_THE EXERCISE_. In your copy, repeat the records exactly and leave out the pictures.

---------- RECORDS PROVIDED

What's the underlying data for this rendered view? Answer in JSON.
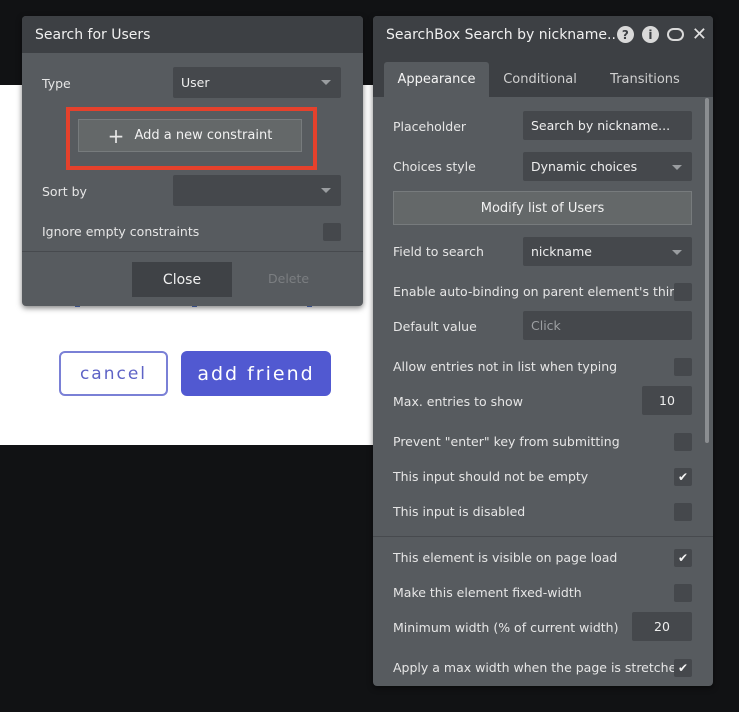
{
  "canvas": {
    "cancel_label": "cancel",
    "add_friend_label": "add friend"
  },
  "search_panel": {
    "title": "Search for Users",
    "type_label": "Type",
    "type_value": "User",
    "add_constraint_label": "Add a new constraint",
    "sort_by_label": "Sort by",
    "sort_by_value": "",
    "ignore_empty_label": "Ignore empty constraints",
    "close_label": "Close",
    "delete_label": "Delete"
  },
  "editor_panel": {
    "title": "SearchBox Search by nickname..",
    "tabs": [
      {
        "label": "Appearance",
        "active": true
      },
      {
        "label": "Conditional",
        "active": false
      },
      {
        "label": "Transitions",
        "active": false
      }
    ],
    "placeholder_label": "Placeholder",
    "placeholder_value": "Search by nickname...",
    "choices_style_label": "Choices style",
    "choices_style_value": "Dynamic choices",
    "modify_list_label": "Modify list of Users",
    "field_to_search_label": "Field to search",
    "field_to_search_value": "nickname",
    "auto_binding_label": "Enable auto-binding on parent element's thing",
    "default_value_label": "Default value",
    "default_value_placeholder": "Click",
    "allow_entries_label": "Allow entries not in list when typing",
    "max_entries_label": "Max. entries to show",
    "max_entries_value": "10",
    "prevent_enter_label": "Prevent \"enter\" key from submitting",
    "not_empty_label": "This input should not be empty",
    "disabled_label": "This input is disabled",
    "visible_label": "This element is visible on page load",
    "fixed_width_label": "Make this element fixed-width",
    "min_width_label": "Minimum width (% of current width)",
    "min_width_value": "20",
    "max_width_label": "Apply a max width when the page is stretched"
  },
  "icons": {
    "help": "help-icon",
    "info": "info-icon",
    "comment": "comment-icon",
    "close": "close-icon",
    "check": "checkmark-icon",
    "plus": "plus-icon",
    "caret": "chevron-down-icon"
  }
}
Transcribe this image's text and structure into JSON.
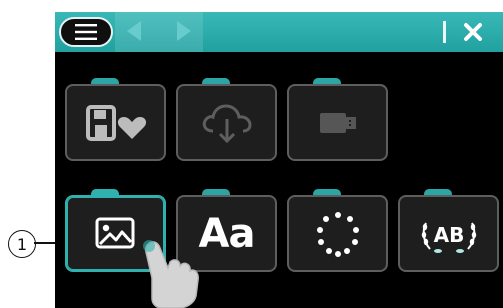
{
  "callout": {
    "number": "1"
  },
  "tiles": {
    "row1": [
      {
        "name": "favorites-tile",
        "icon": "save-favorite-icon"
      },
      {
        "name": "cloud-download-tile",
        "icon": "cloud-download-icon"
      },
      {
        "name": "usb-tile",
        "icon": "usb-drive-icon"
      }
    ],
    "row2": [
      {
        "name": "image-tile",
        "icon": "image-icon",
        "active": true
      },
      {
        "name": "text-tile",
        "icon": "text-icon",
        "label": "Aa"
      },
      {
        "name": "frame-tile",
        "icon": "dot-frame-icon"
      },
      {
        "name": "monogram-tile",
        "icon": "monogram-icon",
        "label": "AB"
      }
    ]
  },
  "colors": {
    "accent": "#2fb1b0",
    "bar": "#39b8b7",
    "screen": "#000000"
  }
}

--------------------

_ANSWER IN FULL_.
What's the underlying data for this rendered view? Answer in JSON.
{
  "canvas": {
    "cancel_label": "cancel",
    "add_friend_label": "add friend"
  },
  "search_panel": {
    "title": "Search for Users",
    "type_label": "Type",
    "type_value": "User",
    "add_constraint_label": "Add a new constraint",
    "sort_by_label": "Sort by",
    "sort_by_value": "",
    "ignore_empty_label": "Ignore empty constraints",
    "close_label": "Close",
    "delete_label": "Delete"
  },
  "editor_panel": {
    "title": "SearchBox Search by nickname..",
    "tabs": [
      {
        "label": "Appearance",
        "active": true
      },
      {
        "label": "Conditional",
        "active": false
      },
      {
        "label": "Transitions",
        "active": false
      }
    ],
    "placeholder_label": "Placeholder",
    "placeholder_value": "Search by nickname...",
    "choices_style_label": "Choices style",
    "choices_style_value": "Dynamic choices",
    "modify_list_label": "Modify list of Users",
    "field_to_search_label": "Field to search",
    "field_to_search_value": "nickname",
    "auto_binding_label": "Enable auto-binding on parent element's thing",
    "default_value_label": "Default value",
    "default_value_placeholder": "Click",
    "allow_entries_label": "Allow entries not in list when typing",
    "max_entries_label": "Max. entries to show",
    "max_entries_value": "10",
    "prevent_enter_label": "Prevent \"enter\" key from submitting",
    "not_empty_label": "This input should not be empty",
    "disabled_label": "This input is disabled",
    "visible_label": "This element is visible on page load",
    "fixed_width_label": "Make this element fixed-width",
    "min_width_label": "Minimum width (% of current width)",
    "min_width_value": "20",
    "max_width_label": "Apply a max width when the page is stretched"
  },
  "icons": {
    "help": "help-icon",
    "info": "info-icon",
    "comment": "comment-icon",
    "close": "close-icon",
    "check": "checkmark-icon",
    "plus": "plus-icon",
    "caret": "chevron-down-icon"
  }
}
Transcribe this image's text and structure into JSON.
{
  "callout": {
    "number": "1"
  },
  "tiles": {
    "row1": [
      {
        "name": "favorites-tile",
        "icon": "save-favorite-icon"
      },
      {
        "name": "cloud-download-tile",
        "icon": "cloud-download-icon"
      },
      {
        "name": "usb-tile",
        "icon": "usb-drive-icon"
      }
    ],
    "row2": [
      {
        "name": "image-tile",
        "icon": "image-icon",
        "active": true
      },
      {
        "name": "text-tile",
        "icon": "text-icon",
        "label": "Aa"
      },
      {
        "name": "frame-tile",
        "icon": "dot-frame-icon"
      },
      {
        "name": "monogram-tile",
        "icon": "monogram-icon",
        "label": "AB"
      }
    ]
  },
  "colors": {
    "accent": "#2fb1b0",
    "bar": "#39b8b7",
    "screen": "#000000"
  }
}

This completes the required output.